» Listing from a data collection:

#####

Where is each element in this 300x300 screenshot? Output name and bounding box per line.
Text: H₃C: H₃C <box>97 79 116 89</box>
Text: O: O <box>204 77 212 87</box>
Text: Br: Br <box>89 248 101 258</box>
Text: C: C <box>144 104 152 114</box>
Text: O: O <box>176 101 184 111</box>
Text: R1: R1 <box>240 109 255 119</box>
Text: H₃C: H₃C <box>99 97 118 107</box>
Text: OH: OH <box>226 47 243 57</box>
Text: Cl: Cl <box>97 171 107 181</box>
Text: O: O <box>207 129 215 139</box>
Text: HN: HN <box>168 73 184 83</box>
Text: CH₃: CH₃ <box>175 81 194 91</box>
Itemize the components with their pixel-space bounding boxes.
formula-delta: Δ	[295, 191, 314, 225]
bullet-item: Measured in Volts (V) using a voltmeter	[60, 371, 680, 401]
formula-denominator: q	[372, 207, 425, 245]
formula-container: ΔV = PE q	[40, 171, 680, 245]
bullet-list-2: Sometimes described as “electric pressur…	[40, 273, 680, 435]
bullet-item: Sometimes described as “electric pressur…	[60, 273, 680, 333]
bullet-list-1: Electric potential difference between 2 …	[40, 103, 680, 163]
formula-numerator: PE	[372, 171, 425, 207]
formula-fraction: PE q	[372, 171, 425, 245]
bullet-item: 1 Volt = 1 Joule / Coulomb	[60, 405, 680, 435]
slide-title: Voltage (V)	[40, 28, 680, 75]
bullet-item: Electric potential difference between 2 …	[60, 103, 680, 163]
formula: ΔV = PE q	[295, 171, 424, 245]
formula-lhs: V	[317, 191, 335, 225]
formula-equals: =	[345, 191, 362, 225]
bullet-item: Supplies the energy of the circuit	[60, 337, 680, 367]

#####

» Aim:
Please locate every line in the listing that contains the string "bullet" and copy each of those lines.

» Task response:
bullet-item: Measured in Volts (V) using a voltmeter	[60, 371, 680, 401]
bullet-list-2: Sometimes described as “electric pressur…	[40, 273, 680, 435]
bullet-item: Sometimes described as “electric pressur…	[60, 273, 680, 333]
bullet-list-1: Electric potential difference between 2 …	[40, 103, 680, 163]
bullet-item: 1 Volt = 1 Joule / Coulomb	[60, 405, 680, 435]
bullet-item: Electric potential difference between 2 …	[60, 103, 680, 163]
bullet-item: Supplies the energy of the circuit	[60, 337, 680, 367]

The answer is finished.